[Dataset rows]
########################################

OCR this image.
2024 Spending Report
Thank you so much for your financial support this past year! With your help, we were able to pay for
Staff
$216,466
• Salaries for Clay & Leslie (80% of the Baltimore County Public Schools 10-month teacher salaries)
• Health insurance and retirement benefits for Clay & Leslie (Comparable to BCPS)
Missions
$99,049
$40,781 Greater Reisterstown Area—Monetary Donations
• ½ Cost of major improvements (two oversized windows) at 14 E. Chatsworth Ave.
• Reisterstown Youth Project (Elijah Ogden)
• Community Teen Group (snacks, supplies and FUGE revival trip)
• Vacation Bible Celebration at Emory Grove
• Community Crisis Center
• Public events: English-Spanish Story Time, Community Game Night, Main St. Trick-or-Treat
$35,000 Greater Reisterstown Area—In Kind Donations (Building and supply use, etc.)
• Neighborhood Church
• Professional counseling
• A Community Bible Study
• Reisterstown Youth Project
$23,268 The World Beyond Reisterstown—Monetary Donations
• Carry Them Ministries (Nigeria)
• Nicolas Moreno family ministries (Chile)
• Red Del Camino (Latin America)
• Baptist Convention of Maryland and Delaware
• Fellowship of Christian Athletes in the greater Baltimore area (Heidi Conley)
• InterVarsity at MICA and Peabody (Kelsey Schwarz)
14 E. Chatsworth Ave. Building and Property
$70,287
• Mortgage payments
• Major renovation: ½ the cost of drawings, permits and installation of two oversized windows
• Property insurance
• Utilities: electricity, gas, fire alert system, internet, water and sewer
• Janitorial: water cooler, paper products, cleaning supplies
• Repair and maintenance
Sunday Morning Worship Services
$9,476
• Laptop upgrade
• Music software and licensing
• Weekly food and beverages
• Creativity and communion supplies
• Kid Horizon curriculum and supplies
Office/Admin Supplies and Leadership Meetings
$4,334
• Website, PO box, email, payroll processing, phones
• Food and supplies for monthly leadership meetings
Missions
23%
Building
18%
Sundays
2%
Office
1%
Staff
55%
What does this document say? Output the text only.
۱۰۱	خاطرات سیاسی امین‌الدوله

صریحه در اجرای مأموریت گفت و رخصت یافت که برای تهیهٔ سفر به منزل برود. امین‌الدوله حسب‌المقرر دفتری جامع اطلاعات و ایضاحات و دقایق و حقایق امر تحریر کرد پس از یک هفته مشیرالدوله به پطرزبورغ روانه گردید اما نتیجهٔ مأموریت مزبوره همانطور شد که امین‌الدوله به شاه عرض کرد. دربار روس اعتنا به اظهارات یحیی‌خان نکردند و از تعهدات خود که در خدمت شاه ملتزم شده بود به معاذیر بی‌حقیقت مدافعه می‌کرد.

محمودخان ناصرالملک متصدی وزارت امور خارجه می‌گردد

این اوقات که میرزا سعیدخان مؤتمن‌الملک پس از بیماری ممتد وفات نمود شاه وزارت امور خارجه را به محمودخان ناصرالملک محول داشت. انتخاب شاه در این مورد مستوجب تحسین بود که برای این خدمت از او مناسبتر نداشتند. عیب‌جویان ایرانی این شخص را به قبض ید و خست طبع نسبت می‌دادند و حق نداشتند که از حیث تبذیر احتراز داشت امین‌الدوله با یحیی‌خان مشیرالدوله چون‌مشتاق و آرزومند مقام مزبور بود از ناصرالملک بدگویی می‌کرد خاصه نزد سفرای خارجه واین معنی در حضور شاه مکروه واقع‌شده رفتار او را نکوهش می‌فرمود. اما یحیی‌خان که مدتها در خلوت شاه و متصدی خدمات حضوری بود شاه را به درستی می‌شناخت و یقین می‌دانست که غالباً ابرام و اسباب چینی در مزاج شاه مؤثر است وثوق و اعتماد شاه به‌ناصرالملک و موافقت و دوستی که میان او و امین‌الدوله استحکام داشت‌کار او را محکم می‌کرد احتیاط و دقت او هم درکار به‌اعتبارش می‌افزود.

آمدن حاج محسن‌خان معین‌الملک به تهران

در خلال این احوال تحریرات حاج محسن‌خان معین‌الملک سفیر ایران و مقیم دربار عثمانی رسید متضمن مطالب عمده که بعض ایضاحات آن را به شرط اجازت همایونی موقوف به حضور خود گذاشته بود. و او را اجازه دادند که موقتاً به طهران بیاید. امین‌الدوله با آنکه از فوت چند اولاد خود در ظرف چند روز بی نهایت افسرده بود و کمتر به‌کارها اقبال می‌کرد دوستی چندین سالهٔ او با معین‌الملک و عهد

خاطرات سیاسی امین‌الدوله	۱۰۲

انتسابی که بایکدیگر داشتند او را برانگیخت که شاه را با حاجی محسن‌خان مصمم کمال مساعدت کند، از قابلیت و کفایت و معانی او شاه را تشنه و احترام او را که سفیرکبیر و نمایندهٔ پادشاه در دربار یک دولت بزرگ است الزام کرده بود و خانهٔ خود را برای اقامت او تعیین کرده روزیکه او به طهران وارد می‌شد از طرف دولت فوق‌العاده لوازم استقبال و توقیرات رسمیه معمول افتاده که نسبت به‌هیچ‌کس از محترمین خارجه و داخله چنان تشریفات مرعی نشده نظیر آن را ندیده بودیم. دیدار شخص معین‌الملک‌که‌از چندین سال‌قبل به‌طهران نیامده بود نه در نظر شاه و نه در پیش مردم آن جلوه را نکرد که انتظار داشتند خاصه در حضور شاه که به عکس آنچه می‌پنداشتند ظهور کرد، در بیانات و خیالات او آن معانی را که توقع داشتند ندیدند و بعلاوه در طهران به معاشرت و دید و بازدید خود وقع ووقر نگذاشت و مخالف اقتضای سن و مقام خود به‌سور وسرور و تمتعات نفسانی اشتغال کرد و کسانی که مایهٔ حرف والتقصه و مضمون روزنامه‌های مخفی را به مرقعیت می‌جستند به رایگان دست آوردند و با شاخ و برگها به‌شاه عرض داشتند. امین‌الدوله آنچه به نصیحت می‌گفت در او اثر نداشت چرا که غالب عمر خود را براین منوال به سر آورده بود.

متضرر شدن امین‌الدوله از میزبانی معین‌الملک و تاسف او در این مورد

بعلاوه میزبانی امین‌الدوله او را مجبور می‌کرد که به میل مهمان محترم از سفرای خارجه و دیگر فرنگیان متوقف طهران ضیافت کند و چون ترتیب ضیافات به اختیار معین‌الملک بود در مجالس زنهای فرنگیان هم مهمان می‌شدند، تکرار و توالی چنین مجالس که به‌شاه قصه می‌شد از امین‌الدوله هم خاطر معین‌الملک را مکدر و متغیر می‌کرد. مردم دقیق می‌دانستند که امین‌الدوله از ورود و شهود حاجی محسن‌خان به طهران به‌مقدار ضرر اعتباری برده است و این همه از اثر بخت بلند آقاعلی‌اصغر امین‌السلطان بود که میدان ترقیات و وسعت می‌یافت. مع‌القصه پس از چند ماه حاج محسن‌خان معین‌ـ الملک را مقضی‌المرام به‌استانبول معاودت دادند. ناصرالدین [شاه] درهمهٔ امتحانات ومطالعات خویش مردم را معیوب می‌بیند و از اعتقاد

########################################

# GIVEN INSTRUCTION:
Extract the complete set of records unchanged.

# FINISHED ANSWER:
OCR this image.
2024 Spending Report
Thank you so much for your financial support this past year! With your help, we were able to pay for
Staff
$216,466
• Salaries for Clay & Leslie (80% of the Baltimore County Public Schools 10-month teacher salaries)
• Health insurance and retirement benefits for Clay & Leslie (Comparable to BCPS)
Missions
$99,049
$40,781 Greater Reisterstown Area—Monetary Donations
• ½ Cost of major improvements (two oversized windows) at 14 E. Chatsworth Ave.
• Reisterstown Youth Project (Elijah Ogden)
• Community Teen Group (snacks, supplies and FUGE revival trip)
• Vacation Bible Celebration at Emory Grove
• Community Crisis Center
• Public events: English-Spanish Story Time, Community Game Night, Main St. Trick-or-Treat
$35,000 Greater Reisterstown Area—In Kind Donations (Building and supply use, etc.)
• Neighborhood Church
• Professional counseling
• A Community Bible Study
• Reisterstown Youth Project
$23,268 The World Beyond Reisterstown—Monetary Donations
• Carry Them Ministries (Nigeria)
• Nicolas Moreno family ministries (Chile)
• Red Del Camino (Latin America)
• Baptist Convention of Maryland and Delaware
• Fellowship of Christian Athletes in the greater Baltimore area (Heidi Conley)
• InterVarsity at MICA and Peabody (Kelsey Schwarz)
14 E. Chatsworth Ave. Building and Property
$70,287
• Mortgage payments
• Major renovation: ½ the cost of drawings, permits and installation of two oversized windows
• Property insurance
• Utilities: electricity, gas, fire alert system, internet, water and sewer
• Janitorial: water cooler, paper products, cleaning supplies
• Repair and maintenance
Sunday Morning Worship Services
$9,476
• Laptop upgrade
• Music software and licensing
• Weekly food and beverages
• Creativity and communion supplies
• Kid Horizon curriculum and supplies
Office/Admin Supplies and Leadership Meetings
$4,334
• Website, PO box, email, payroll processing, phones
• Food and supplies for monthly leadership meetings
Missions
23%
Building
18%
Sundays
2%
Office
1%
Staff
55%
What does this document say? Output the text only.
۱۰۱	خاطرات سیاسی امین‌الدوله

صریحه در اجرای مأموریت گفت و رخصت یافت که برای تهیهٔ سفر به منزل برود. امین‌الدوله حسب‌المقرر دفتری جامع اطلاعات و ایضاحات و دقایق و حقایق امر تحریر کرد پس از یک هفته مشیرالدوله به پطرزبورغ روانه گردید اما نتیجهٔ مأموریت مزبوره همانطور شد که امین‌الدوله به شاه عرض کرد. دربار روس اعتنا به اظهارات یحیی‌خان نکردند و از تعهدات خود که در خدمت شاه ملتزم شده بود به معاذیر بی‌حقیقت مدافعه می‌کرد.

محمودخان ناصرالملک متصدی وزارت امور خارجه می‌گردد

این اوقات که میرزا سعیدخان مؤتمن‌الملک پس از بیماری ممتد وفات نمود شاه وزارت امور خارجه را به محمودخان ناصرالملک محول داشت. انتخاب شاه در این مورد مستوجب تحسین بود که برای این خدمت از او مناسبتر نداشتند. عیب‌جویان ایرانی این شخص را به قبض ید و خست طبع نسبت می‌دادند و حق نداشتند که از حیث تبذیر احتراز داشت امین‌الدوله با یحیی‌خان مشیرالدوله چون‌مشتاق و آرزومند مقام مزبور بود از ناصرالملک بدگویی می‌کرد خاصه نزد سفرای خارجه واین معنی در حضور شاه مکروه واقع‌شده رفتار او را نکوهش می‌فرمود. اما یحیی‌خان که مدتها در خلوت شاه و متصدی خدمات حضوری بود شاه را به درستی می‌شناخت و یقین می‌دانست که غالباً ابرام و اسباب چینی در مزاج شاه مؤثر است وثوق و اعتماد شاه به‌ناصرالملک و موافقت و دوستی که میان او و امین‌الدوله استحکام داشت‌کار او را محکم می‌کرد احتیاط و دقت او هم درکار به‌اعتبارش می‌افزود.

آمدن حاج محسن‌خان معین‌الملک به تهران

در خلال این احوال تحریرات حاج محسن‌خان معین‌الملک سفیر ایران و مقیم دربار عثمانی رسید متضمن مطالب عمده که بعض ایضاحات آن را به شرط اجازت همایونی موقوف به حضور خود گذاشته بود. و او را اجازه دادند که موقتاً به طهران بیاید. امین‌الدوله با آنکه از فوت چند اولاد خود در ظرف چند روز بی نهایت افسرده بود و کمتر به‌کارها اقبال می‌کرد دوستی چندین سالهٔ او با معین‌الملک و عهد

خاطرات سیاسی امین‌الدوله	۱۰۲

انتسابی که بایکدیگر داشتند او را برانگیخت که شاه را با حاجی محسن‌خان مصمم کمال مساعدت کند، از قابلیت و کفایت و معانی او شاه را تشنه و احترام او را که سفیرکبیر و نمایندهٔ پادشاه در دربار یک دولت بزرگ است الزام کرده بود و خانهٔ خود را برای اقامت او تعیین کرده روزیکه او به طهران وارد می‌شد از طرف دولت فوق‌العاده لوازم استقبال و توقیرات رسمیه معمول افتاده که نسبت به‌هیچ‌کس از محترمین خارجه و داخله چنان تشریفات مرعی نشده نظیر آن را ندیده بودیم. دیدار شخص معین‌الملک‌که‌از چندین سال‌قبل به‌طهران نیامده بود نه در نظر شاه و نه در پیش مردم آن جلوه را نکرد که انتظار داشتند خاصه در حضور شاه که به عکس آنچه می‌پنداشتند ظهور کرد، در بیانات و خیالات او آن معانی را که توقع داشتند ندیدند و بعلاوه در طهران به معاشرت و دید و بازدید خود وقع ووقر نگذاشت و مخالف اقتضای سن و مقام خود به‌سور وسرور و تمتعات نفسانی اشتغال کرد و کسانی که مایهٔ حرف والتقصه و مضمون روزنامه‌های مخفی را به مرقعیت می‌جستند به رایگان دست آوردند و با شاخ و برگها به‌شاه عرض داشتند. امین‌الدوله آنچه به نصیحت می‌گفت در او اثر نداشت چرا که غالب عمر خود را براین منوال به سر آورده بود.

متضرر شدن امین‌الدوله از میزبانی معین‌الملک و تاسف او در این مورد

بعلاوه میزبانی امین‌الدوله او را مجبور می‌کرد که به میل مهمان محترم از سفرای خارجه و دیگر فرنگیان متوقف طهران ضیافت کند و چون ترتیب ضیافات به اختیار معین‌الملک بود در مجالس زنهای فرنگیان هم مهمان می‌شدند، تکرار و توالی چنین مجالس که به‌شاه قصه می‌شد از امین‌الدوله هم خاطر معین‌الملک را مکدر و متغیر می‌کرد. مردم دقیق می‌دانستند که امین‌الدوله از ورود و شهود حاجی محسن‌خان به طهران به‌مقدار ضرر اعتباری برده است و این همه از اثر بخت بلند آقاعلی‌اصغر امین‌السلطان بود که میدان ترقیات و وسعت می‌یافت. مع‌القصه پس از چند ماه حاج محسن‌خان معین‌ـ الملک را مقضی‌المرام به‌استانبول معاودت دادند. ناصرالدین [شاه] درهمهٔ امتحانات ومطالعات خویش مردم را معیوب می‌بیند و از اعتقاد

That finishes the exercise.